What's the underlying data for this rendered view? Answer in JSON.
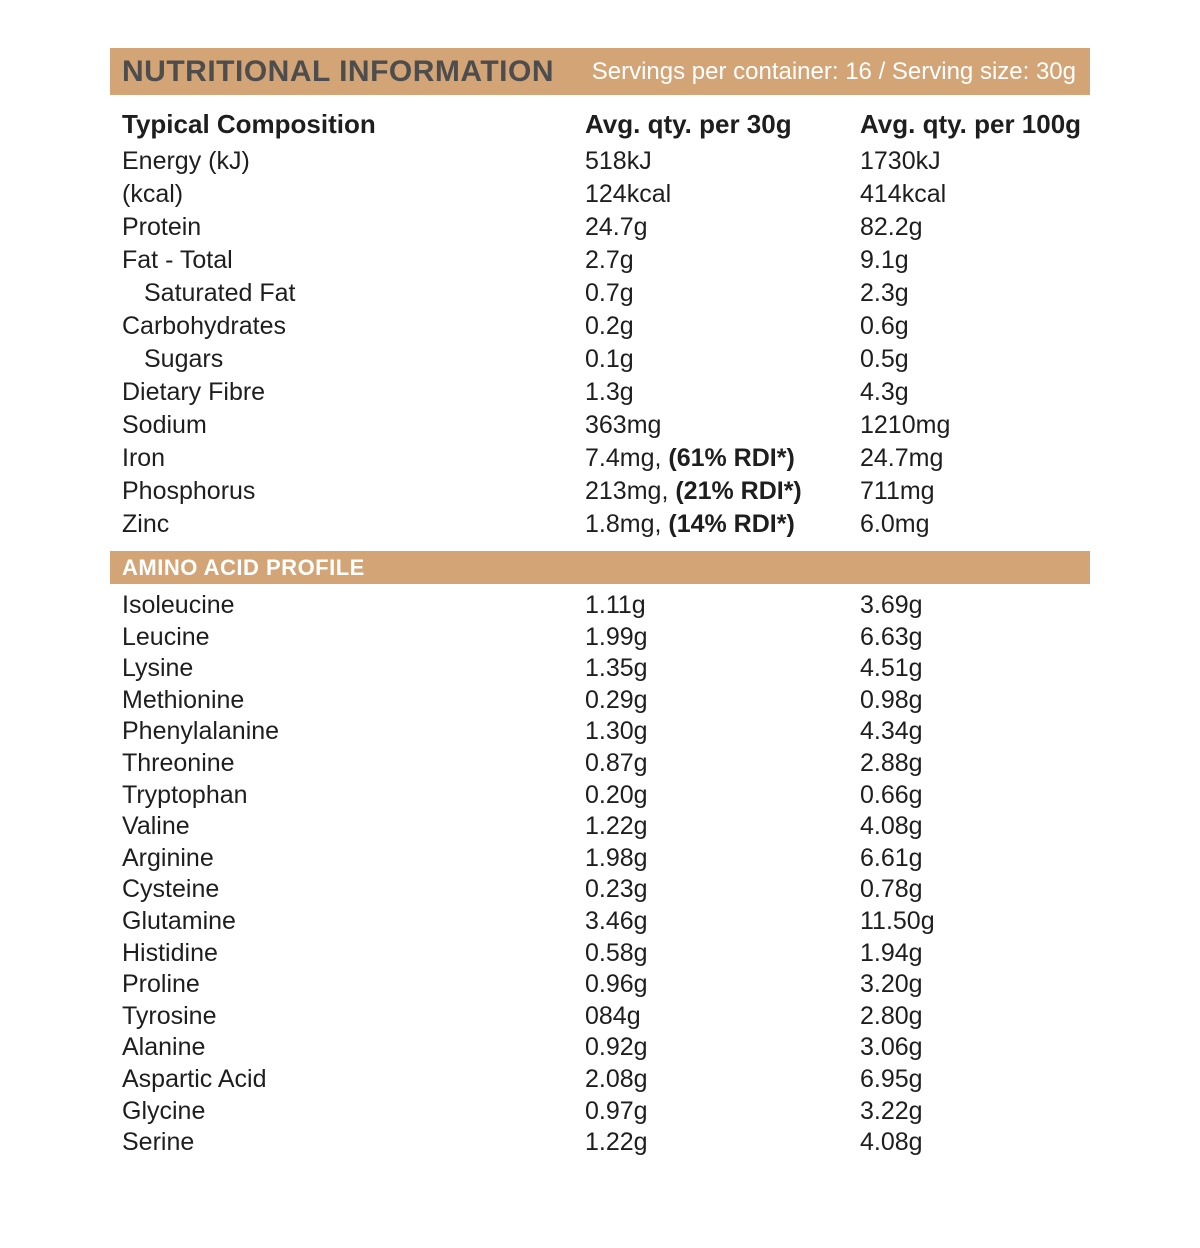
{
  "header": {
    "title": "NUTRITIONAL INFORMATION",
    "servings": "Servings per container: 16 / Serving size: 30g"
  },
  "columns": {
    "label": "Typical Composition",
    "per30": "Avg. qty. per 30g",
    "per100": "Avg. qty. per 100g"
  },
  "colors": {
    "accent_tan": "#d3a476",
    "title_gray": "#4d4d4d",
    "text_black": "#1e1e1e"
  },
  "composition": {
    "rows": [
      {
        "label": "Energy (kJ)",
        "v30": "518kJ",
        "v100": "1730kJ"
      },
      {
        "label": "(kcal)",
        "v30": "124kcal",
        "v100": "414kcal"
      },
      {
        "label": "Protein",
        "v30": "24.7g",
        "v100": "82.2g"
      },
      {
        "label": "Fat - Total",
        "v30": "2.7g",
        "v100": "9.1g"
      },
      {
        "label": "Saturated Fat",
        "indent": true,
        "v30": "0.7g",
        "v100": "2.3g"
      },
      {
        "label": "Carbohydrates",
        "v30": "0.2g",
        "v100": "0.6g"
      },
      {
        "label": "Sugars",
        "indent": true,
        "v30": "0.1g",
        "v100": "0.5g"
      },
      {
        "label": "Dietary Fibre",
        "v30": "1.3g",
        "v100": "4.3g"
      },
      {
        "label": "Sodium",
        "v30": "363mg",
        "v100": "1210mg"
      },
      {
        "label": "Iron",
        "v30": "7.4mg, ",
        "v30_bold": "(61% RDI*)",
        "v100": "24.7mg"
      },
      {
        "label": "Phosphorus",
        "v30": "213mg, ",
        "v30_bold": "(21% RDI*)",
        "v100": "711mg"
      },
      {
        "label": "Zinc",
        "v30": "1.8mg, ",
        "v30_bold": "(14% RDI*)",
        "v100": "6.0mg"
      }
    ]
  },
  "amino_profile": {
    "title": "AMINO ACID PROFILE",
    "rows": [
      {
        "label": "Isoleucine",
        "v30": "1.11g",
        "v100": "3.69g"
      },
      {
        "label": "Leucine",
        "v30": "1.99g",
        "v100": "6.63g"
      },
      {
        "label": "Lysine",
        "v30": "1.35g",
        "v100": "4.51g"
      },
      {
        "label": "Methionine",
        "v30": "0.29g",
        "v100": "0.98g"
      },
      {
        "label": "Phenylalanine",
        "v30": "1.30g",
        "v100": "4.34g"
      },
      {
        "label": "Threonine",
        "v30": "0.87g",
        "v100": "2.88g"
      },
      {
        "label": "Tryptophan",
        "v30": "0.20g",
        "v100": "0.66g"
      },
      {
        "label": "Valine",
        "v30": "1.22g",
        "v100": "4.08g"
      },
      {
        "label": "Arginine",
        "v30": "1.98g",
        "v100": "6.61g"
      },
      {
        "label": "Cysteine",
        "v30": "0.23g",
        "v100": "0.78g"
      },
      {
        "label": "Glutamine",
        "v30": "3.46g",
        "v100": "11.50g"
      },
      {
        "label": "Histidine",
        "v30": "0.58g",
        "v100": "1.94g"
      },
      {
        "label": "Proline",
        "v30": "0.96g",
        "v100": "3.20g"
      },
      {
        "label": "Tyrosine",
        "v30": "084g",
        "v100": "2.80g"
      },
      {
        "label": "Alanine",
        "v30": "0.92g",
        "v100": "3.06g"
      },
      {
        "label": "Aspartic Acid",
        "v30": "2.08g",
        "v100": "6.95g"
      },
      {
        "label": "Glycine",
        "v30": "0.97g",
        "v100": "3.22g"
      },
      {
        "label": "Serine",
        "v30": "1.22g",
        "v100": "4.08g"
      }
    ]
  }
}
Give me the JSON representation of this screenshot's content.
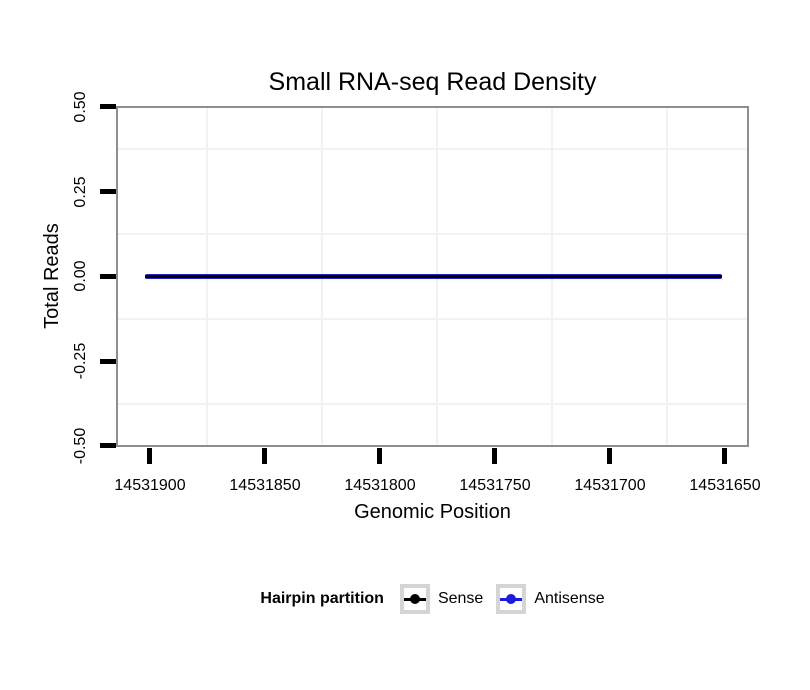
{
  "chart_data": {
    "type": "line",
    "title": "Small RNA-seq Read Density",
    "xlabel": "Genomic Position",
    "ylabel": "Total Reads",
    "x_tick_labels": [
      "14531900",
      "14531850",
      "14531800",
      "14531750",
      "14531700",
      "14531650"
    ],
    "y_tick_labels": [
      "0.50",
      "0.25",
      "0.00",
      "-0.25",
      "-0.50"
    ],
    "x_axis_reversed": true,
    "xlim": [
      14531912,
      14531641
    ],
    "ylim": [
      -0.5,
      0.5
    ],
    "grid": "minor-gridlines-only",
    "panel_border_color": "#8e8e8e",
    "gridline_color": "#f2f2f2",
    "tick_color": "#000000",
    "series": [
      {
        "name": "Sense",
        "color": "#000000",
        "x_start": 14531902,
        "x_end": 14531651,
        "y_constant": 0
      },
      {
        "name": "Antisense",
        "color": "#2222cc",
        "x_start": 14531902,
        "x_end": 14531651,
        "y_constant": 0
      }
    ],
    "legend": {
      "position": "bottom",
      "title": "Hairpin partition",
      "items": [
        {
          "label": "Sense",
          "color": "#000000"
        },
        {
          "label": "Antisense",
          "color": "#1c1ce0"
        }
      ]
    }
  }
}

#####

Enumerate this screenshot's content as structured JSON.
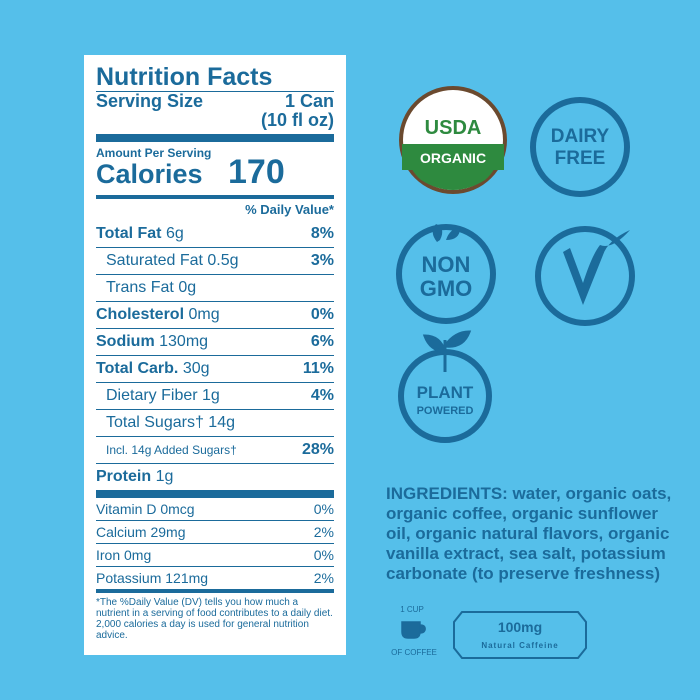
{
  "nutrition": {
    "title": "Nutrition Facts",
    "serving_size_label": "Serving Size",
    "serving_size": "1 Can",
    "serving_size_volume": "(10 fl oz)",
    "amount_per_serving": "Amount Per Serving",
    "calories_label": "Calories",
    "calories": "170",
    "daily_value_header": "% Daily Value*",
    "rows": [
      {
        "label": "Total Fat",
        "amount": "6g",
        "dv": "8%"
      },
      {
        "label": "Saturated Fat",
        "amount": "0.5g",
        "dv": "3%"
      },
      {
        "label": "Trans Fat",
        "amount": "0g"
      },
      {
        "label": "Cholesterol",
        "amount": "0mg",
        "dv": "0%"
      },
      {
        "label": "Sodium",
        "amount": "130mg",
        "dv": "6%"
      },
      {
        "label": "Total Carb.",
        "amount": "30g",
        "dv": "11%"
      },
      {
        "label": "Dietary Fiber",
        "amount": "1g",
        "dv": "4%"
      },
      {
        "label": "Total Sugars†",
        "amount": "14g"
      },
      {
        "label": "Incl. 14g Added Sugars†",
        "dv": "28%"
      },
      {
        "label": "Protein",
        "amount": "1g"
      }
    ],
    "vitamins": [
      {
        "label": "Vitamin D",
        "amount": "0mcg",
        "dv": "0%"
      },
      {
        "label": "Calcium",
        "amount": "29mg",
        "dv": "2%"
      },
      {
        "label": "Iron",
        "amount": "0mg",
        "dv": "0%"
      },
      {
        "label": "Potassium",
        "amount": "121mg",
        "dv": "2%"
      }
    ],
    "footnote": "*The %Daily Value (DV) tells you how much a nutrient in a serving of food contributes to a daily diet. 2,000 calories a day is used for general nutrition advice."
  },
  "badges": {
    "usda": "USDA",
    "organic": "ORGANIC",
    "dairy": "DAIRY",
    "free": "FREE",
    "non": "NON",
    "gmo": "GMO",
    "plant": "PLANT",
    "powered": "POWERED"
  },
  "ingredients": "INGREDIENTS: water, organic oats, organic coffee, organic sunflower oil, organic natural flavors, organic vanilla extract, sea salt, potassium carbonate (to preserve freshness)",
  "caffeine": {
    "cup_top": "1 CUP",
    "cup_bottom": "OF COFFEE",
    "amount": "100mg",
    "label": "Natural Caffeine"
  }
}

#####

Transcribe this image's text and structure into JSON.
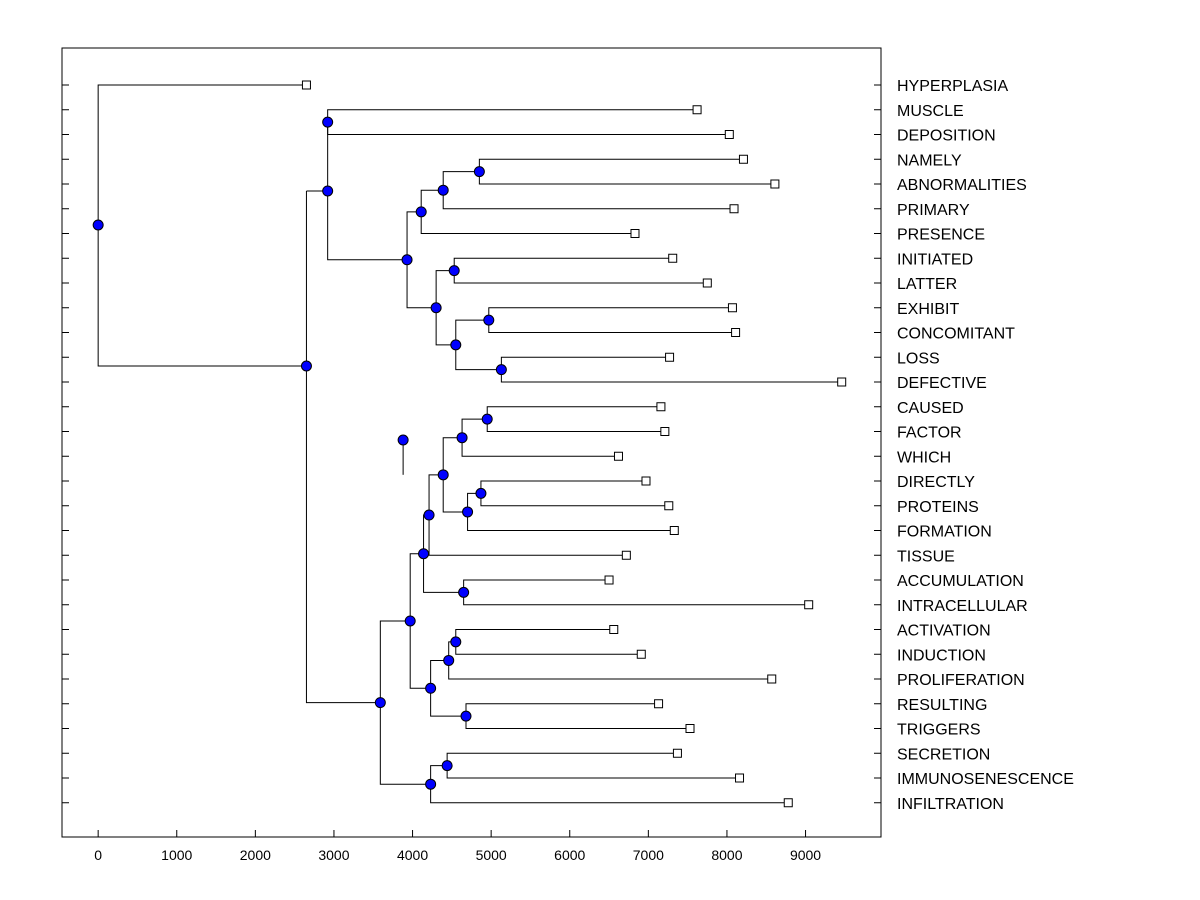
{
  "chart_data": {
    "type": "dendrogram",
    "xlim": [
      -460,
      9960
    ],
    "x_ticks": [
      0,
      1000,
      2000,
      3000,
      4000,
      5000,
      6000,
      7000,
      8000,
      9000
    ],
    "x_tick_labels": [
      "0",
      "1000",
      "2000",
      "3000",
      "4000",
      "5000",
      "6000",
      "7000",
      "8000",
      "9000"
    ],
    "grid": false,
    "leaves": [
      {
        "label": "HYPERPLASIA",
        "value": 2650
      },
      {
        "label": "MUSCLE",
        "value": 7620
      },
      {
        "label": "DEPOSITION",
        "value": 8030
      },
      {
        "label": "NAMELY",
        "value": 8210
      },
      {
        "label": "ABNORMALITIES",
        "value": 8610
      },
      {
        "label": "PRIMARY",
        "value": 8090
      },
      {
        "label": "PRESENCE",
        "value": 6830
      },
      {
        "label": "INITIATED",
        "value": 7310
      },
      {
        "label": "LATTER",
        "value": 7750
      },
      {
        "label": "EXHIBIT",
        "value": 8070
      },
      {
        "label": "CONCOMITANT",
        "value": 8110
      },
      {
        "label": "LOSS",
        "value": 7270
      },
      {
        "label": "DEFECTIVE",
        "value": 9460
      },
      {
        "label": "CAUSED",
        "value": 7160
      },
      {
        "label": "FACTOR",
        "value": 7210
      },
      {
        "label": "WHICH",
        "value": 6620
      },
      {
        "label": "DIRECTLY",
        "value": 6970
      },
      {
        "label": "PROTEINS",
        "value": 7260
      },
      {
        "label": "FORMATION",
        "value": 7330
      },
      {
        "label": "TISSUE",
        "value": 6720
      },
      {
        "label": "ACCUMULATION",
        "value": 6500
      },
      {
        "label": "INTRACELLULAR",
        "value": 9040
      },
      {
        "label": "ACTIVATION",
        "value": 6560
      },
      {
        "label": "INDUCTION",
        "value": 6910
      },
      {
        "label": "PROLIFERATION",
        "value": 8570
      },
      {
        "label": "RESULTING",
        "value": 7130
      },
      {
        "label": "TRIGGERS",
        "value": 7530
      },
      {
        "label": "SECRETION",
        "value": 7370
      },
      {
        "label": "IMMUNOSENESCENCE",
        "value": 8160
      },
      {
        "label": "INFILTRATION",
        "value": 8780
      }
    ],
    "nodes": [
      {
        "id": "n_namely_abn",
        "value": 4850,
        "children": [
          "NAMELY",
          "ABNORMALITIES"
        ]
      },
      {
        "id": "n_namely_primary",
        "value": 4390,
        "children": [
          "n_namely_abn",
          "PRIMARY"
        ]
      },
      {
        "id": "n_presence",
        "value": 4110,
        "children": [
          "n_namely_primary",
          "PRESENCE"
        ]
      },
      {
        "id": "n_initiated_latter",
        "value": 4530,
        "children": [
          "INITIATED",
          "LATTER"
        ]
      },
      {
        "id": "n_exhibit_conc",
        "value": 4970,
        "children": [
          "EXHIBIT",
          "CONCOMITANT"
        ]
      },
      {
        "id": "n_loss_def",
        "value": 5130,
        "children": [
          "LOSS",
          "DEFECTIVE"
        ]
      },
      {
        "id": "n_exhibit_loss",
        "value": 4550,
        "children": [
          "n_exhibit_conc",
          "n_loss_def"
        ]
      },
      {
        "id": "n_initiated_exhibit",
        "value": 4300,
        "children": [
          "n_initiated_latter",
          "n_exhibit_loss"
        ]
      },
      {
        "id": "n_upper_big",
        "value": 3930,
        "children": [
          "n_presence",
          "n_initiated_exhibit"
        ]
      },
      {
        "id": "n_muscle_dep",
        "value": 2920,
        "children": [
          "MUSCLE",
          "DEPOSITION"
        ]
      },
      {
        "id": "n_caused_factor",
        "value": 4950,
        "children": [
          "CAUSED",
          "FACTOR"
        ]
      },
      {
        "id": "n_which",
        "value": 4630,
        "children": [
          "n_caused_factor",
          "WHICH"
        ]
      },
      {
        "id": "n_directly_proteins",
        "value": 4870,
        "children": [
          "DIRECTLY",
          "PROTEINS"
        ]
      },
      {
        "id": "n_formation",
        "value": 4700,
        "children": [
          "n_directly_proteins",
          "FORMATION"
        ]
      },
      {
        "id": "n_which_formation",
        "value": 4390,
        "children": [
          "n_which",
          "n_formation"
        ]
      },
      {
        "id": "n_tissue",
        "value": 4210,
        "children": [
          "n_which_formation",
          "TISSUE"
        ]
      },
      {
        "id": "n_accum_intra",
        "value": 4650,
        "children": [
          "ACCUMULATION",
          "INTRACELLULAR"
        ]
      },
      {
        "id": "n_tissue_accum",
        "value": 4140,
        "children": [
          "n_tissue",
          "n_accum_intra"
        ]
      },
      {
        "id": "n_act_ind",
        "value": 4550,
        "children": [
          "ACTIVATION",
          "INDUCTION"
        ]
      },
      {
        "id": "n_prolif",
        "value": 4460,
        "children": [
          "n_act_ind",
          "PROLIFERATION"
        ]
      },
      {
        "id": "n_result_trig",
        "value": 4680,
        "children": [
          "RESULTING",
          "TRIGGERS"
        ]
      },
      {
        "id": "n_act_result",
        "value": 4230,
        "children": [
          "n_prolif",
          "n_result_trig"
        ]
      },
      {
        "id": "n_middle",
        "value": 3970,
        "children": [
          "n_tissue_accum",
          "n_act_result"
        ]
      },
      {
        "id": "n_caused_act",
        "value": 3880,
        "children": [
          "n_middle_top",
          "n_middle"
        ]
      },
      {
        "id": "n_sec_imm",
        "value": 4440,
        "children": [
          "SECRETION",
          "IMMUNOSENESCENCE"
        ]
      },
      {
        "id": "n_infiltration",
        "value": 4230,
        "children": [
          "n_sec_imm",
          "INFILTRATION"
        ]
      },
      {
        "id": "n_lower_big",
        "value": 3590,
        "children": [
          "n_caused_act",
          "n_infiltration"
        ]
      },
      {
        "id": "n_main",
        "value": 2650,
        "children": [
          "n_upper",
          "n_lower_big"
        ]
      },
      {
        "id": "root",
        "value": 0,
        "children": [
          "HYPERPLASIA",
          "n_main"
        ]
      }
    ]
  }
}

#####

Problem to work on ->
Search the lines above for the string "Total", then show every one that has it.

Worked solution ->
        "label": "Fat - Total",
    "ylabel": "Total Reads",
        "label": "Total Fat",
        "label": "Total Carb.",
        "label": "Total Sugars†",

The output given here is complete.